» Dataset items:
--- START ---

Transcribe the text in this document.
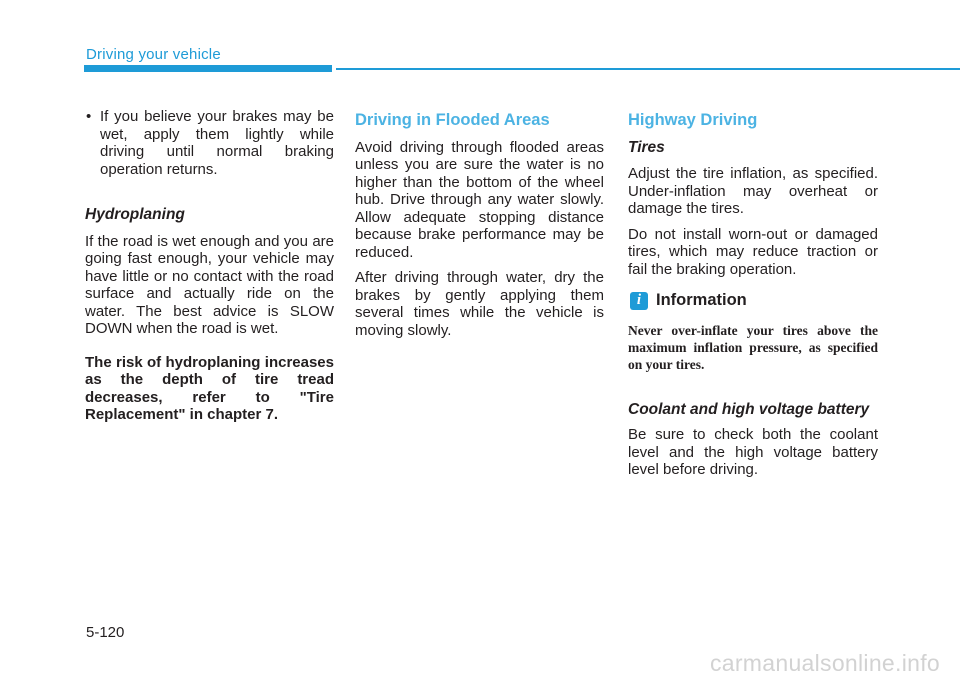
Driving your vehicle
• If you believe your brakes may be wet, apply them lightly while driving until normal braking operation returns.
Hydroplaning

If the road is wet enough and you are going fast enough, your vehicle may have little or no contact with the road surface and actually ride on the water. The best advice is SLOW DOWN when the road is wet.

The risk of hydroplaning increases as the depth of tire tread decreases, refer to "Tire Replacement" in chapter 7.

Driving in Flooded Areas

Avoid driving through flooded areas unless you are sure the water is no higher than the bottom of the wheel hub. Drive through any water slowly. Allow adequate stopping distance because brake performance may be reduced.

After driving through water, dry the brakes by gently applying them several times while the vehicle is moving slowly.

Highway Driving
Tires

Adjust the tire inflation, as specified. Under-inflation may overheat or damage the tires.

Do not install worn-out or damaged tires, which may reduce traction or fail the braking operation.

i Information

Never over-inflate your tires above the maximum inflation pressure, as specified on your tires.

Coolant and high voltage battery

Be sure to check both the coolant level and the high voltage battery level before driving.

5-120
carmanualsonline.info
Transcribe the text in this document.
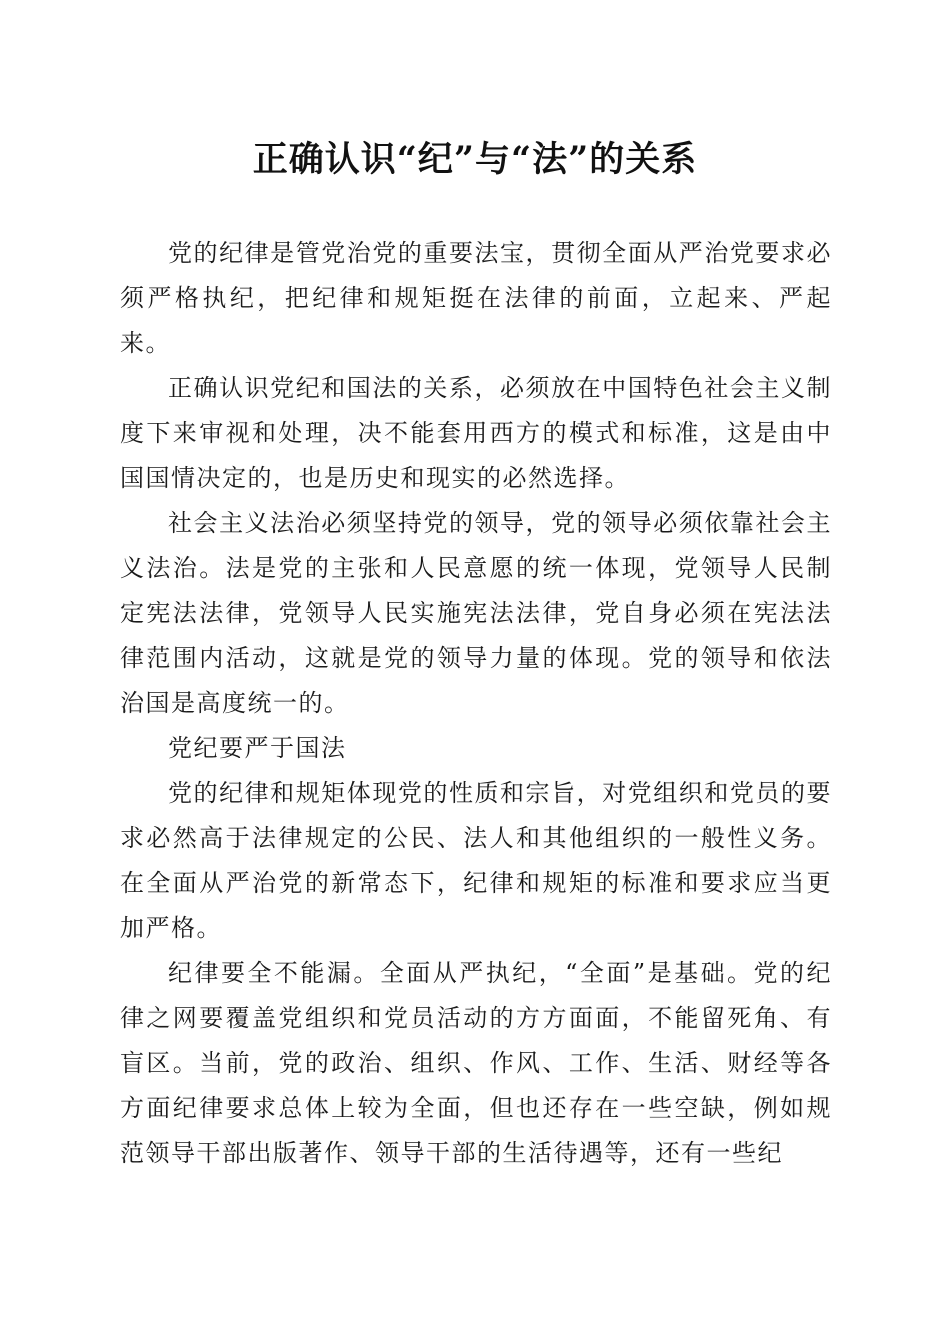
正确认识“纪”与“法”的关系

党的纪律是管党治党的重要法宝，贯彻全面从严治党要求必须严格执纪，把纪律和规矩挺在法律的前面，立起来、严起来。

正确认识党纪和国法的关系，必须放在中国特色社会主义制度下来审视和处理，决不能套用西方的模式和标准，这是由中国国情决定的，也是历史和现实的必然选择。

社会主义法治必须坚持党的领导，党的领导必须依靠社会主义法治。法是党的主张和人民意愿的统一体现，党领导人民制定宪法法律，党领导人民实施宪法法律，党自身必须在宪法法律范围内活动，这就是党的领导力量的体现。党的领导和依法治国是高度统一的。

党纪要严于国法

党的纪律和规矩体现党的性质和宗旨，对党组织和党员的要求必然高于法律规定的公民、法人和其他组织的一般性义务。在全面从严治党的新常态下，纪律和规矩的标准和要求应当更加严格。

纪律要全不能漏。全面从严执纪，“全面”是基础。党的纪律之网要覆盖党组织和党员活动的方方面面，不能留死角、有盲区。当前，党的政治、组织、作风、工作、生活、财经等各方面纪律要求总体上较为全面，但也还存在一些空缺，例如规范领导干部出版著作、领导干部的生活待遇等，还有一些纪
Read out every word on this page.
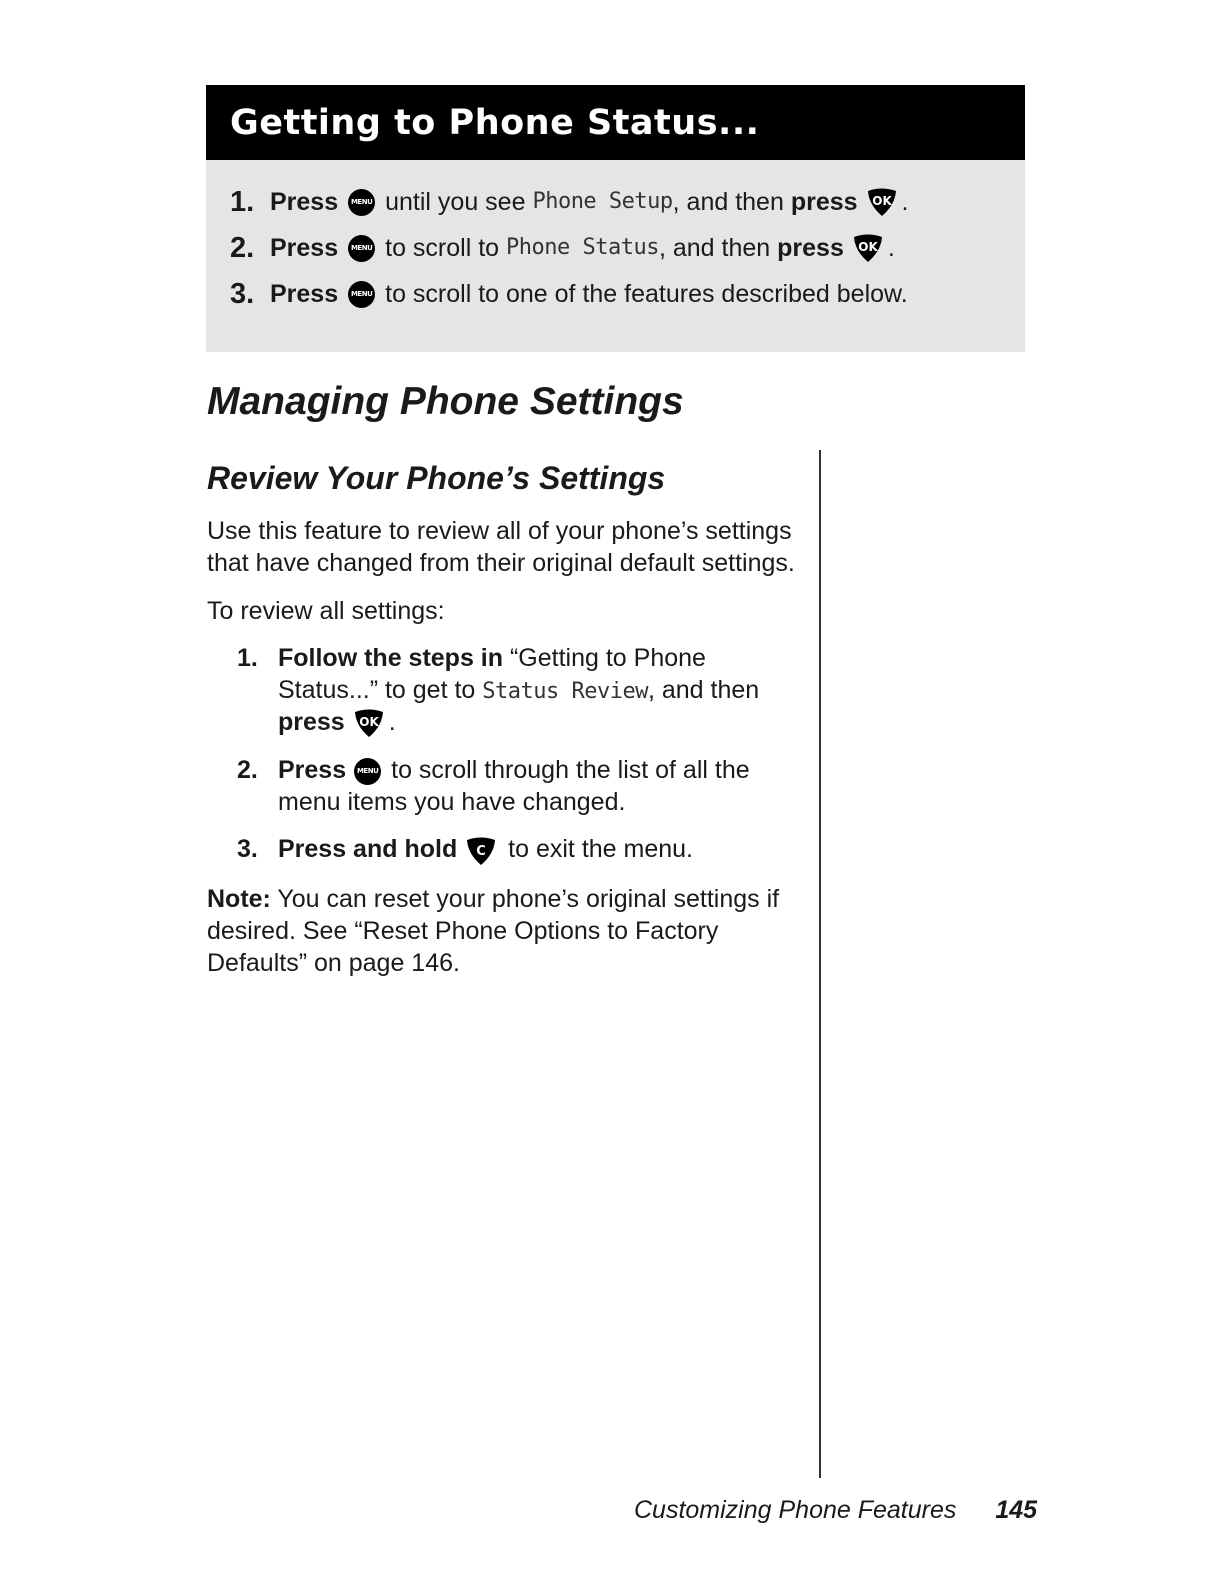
Getting to Phone Status...
1. Press	MENU until you see
Phone Setup , and then
press OK .
2. Press	MENU to scroll to
Phone Status , and then
press OK .
3. Press	MENU to scroll to one of the features described below.
Managing Phone Settings
Review Your Phone’s Settings

Use this feature to review all of your phone’s settings that have changed from their original default settings.

To review all settings:

1. Follow the steps in “Getting to Phone Status...” to get to Status Review, and then press OK .
2. Press MENU to scroll through the list of all the menu items you have changed.
3. Press and hold C to exit the menu.

Note: You can reset your phone’s original settings if desired. See “Reset Phone Options to Factory Defaults” on page 146.

Customizing Phone Features 145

--- END ---

» What you have to do:
Transcribe the listing above verbatim. Omit the pictures.

» Exercise result:
Transcribe the text in this document.
Driving your vehicle
• If you believe your brakes may be wet, apply them lightly while driving until normal braking operation returns.
Hydroplaning

If the road is wet enough and you are going fast enough, your vehicle may have little or no contact with the road surface and actually ride on the water. The best advice is SLOW DOWN when the road is wet.

The risk of hydroplaning increases as the depth of tire tread decreases, refer to "Tire Replacement" in chapter 7.

Driving in Flooded Areas

Avoid driving through flooded areas unless you are sure the water is no higher than the bottom of the wheel hub. Drive through any water slowly. Allow adequate stopping distance because brake performance may be reduced.

After driving through water, dry the brakes by gently applying them several times while the vehicle is moving slowly.

Highway Driving
Tires

Adjust the tire inflation, as specified. Under-inflation may overheat or damage the tires.

Do not install worn-out or damaged tires, which may reduce traction or fail the braking operation.

i Information

Never over-inflate your tires above the maximum inflation pressure, as specified on your tires.

Coolant and high voltage battery

Be sure to check both the coolant level and the high voltage battery level before driving.

5-120
carmanualsonline.info
Transcribe the text in this document.
正确认识“纪”与“法”的关系

党的纪律是管党治党的重要法宝，贯彻全面从严治党要求必须严格执纪，把纪律和规矩挺在法律的前面，立起来、严起来。

正确认识党纪和国法的关系，必须放在中国特色社会主义制度下来审视和处理，决不能套用西方的模式和标准，这是由中国国情决定的，也是历史和现实的必然选择。

社会主义法治必须坚持党的领导，党的领导必须依靠社会主义法治。法是党的主张和人民意愿的统一体现，党领导人民制定宪法法律，党领导人民实施宪法法律，党自身必须在宪法法律范围内活动，这就是党的领导力量的体现。党的领导和依法治国是高度统一的。

党纪要严于国法

党的纪律和规矩体现党的性质和宗旨，对党组织和党员的要求必然高于法律规定的公民、法人和其他组织的一般性义务。在全面从严治党的新常态下，纪律和规矩的标准和要求应当更加严格。

纪律要全不能漏。全面从严执纪，“全面”是基础。党的纪律之网要覆盖党组织和党员活动的方方面面，不能留死角、有盲区。当前，党的政治、组织、作风、工作、生活、财经等各方面纪律要求总体上较为全面，但也还存在一些空缺，例如规范领导干部出版著作、领导干部的生活待遇等，还有一些纪
Read out every word on this page.
Getting to Phone Status...
1. Press	MENU until you see
Phone Setup , and then
press OK .
2. Press	MENU to scroll to
Phone Status , and then
press OK .
3. Press	MENU to scroll to one of the features described below.
Managing Phone Settings
Review Your Phone’s Settings

Use this feature to review all of your phone’s settings that have changed from their original default settings.

To review all settings:

1. Follow the steps in “Getting to Phone Status...” to get to Status Review, and then press OK .
2. Press MENU to scroll through the list of all the menu items you have changed.
3. Press and hold C to exit the menu.

Note: You can reset your phone’s original settings if desired. See “Reset Phone Options to Factory Defaults” on page 146.

Customizing Phone Features 145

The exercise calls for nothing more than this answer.